• _Raw records_
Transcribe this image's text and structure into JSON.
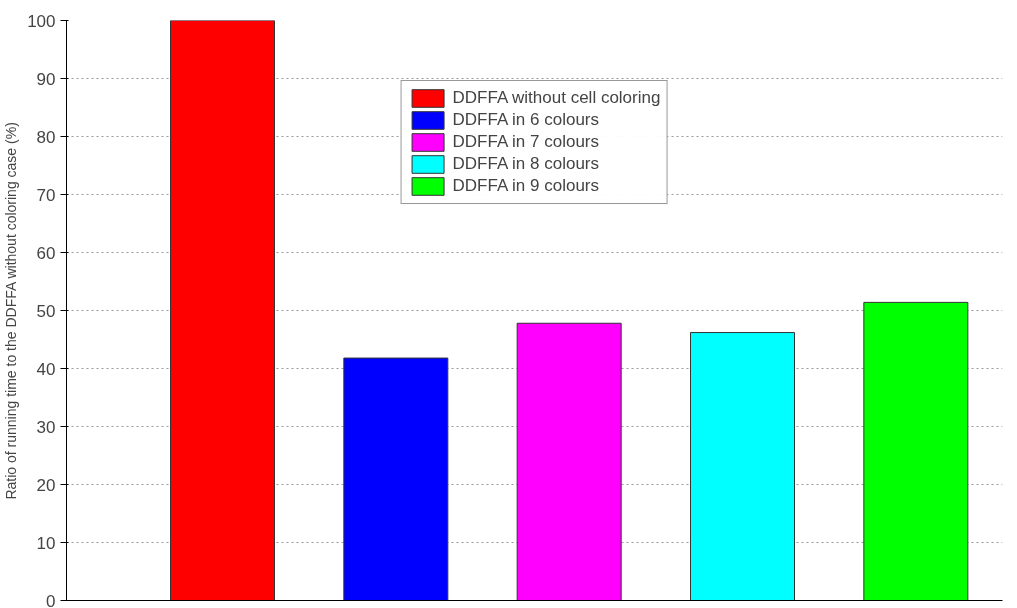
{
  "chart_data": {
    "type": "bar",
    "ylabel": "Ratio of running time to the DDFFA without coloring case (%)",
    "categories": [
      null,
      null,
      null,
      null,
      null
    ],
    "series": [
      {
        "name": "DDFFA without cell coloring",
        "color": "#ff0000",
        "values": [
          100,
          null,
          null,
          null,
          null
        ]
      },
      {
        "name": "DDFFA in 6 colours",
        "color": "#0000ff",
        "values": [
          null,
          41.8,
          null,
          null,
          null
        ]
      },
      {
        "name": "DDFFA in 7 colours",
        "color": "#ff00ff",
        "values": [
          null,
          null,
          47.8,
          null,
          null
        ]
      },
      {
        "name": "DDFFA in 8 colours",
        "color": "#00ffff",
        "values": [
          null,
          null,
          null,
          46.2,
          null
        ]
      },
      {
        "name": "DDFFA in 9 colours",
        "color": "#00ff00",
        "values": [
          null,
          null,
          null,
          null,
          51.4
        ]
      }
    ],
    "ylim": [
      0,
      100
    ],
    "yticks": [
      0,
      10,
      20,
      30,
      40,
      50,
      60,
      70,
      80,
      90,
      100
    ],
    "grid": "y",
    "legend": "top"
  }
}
==
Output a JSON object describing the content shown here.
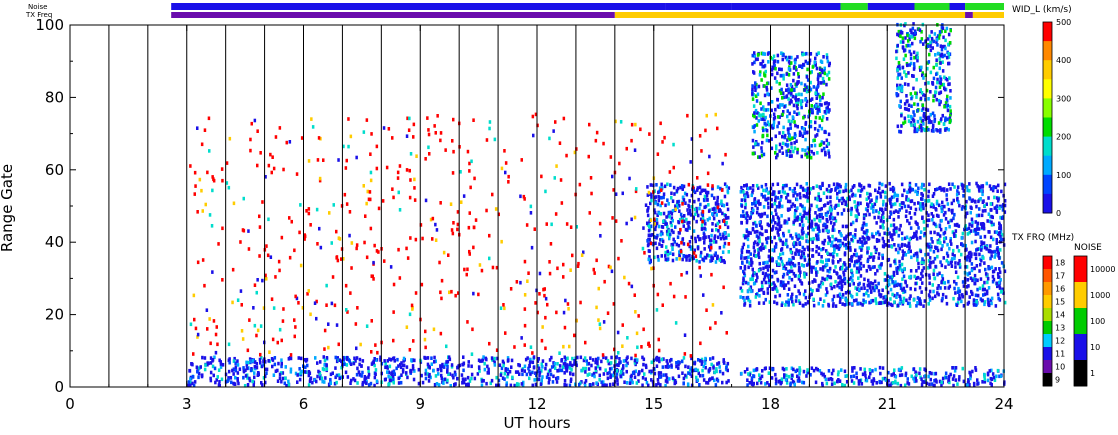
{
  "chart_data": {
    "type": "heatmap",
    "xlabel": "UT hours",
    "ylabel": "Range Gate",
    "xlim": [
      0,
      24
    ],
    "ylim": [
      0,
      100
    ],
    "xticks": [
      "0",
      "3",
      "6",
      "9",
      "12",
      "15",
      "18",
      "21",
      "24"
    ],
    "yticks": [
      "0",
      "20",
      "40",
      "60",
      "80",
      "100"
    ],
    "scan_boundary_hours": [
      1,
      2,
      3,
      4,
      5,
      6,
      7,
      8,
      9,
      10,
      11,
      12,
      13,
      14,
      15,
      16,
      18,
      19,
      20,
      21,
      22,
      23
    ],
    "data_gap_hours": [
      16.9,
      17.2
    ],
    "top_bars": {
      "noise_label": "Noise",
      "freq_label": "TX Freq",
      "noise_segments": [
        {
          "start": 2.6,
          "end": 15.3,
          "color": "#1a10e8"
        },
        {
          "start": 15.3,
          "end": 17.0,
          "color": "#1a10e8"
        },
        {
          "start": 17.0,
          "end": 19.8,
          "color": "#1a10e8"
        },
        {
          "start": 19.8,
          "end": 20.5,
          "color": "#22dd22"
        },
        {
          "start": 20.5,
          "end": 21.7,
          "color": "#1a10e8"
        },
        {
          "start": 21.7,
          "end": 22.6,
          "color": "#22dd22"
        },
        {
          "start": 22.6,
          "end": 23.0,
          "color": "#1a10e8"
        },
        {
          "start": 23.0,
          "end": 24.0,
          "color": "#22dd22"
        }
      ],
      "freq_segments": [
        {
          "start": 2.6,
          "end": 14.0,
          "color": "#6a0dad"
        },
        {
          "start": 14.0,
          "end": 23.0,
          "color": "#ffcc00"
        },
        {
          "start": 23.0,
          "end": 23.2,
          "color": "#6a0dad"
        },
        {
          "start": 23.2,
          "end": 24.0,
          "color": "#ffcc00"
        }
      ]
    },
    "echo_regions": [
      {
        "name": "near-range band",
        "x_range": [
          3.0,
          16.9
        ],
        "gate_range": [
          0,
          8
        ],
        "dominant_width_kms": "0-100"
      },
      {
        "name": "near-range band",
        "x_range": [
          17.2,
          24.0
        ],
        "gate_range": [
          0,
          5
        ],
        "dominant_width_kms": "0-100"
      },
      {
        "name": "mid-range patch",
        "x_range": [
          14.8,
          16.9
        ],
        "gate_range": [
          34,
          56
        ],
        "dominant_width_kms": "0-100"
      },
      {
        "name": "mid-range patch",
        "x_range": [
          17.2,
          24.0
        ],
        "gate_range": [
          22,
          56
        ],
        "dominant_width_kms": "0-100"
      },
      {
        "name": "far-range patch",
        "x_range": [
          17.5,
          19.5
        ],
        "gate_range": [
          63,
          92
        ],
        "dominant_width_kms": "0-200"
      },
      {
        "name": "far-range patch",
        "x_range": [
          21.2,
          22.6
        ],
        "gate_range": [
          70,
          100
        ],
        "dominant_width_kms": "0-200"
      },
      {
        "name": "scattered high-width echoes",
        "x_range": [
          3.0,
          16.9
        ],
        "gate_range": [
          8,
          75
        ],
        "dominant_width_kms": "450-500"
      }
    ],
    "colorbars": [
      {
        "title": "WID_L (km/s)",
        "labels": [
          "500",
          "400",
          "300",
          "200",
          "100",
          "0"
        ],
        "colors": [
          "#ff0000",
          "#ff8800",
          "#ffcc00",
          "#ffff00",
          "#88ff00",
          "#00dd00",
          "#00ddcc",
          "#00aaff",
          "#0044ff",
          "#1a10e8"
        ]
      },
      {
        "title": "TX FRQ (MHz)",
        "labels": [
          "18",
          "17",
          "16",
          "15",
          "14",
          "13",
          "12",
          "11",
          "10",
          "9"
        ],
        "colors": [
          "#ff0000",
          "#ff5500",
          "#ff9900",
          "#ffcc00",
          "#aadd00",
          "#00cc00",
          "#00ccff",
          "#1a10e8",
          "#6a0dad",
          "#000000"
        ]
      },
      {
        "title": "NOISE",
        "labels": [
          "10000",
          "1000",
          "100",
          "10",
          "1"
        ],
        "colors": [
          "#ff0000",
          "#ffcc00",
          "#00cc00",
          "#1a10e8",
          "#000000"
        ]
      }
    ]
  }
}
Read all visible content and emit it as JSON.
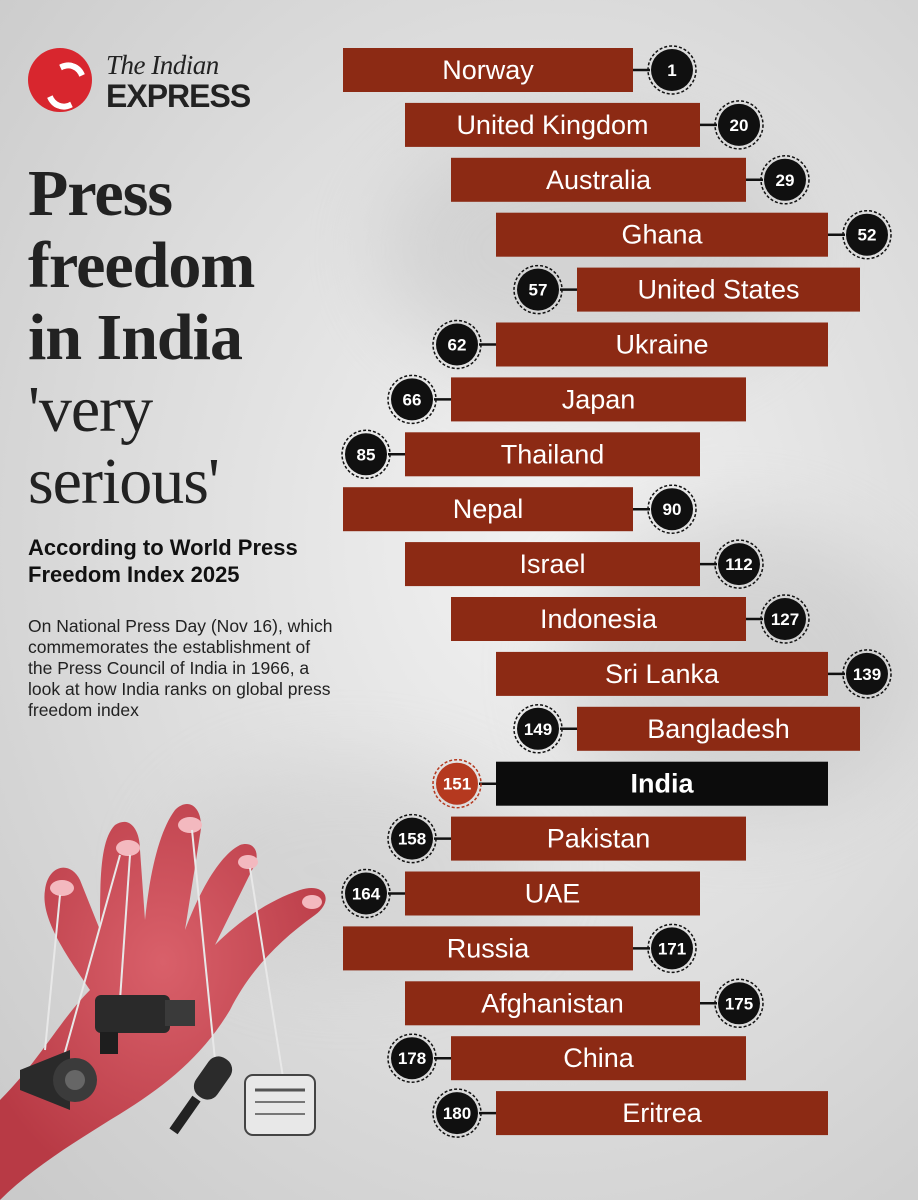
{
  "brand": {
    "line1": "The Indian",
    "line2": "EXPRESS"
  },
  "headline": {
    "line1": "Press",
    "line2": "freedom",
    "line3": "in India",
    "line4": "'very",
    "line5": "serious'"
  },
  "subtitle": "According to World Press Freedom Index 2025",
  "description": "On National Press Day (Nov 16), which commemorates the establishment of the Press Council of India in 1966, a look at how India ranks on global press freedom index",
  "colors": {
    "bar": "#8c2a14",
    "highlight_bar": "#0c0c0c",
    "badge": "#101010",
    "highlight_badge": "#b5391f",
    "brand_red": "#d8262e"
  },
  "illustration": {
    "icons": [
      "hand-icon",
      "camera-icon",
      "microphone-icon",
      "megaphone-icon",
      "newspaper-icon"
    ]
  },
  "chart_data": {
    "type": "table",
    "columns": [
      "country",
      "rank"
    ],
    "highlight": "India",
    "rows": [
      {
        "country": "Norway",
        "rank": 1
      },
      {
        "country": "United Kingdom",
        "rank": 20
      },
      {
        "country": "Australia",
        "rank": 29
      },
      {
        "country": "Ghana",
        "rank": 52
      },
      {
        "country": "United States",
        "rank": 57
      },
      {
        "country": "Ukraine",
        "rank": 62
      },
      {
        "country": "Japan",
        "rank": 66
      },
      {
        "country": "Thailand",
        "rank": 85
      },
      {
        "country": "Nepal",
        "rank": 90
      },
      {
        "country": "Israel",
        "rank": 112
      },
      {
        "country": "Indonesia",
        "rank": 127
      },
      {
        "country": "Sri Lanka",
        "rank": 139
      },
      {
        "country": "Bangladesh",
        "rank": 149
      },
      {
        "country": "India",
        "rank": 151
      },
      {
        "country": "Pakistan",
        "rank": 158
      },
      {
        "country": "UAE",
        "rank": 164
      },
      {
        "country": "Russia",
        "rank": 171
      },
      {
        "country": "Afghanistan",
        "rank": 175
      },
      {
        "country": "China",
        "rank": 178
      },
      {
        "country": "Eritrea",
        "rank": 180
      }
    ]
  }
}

• _Directive_
Every line holding "coloring" should be copied out.

• _Full response_
    "ylabel": "Ratio of running time to the DDFFA without coloring case (%)",
        "name": "DDFFA without cell coloring",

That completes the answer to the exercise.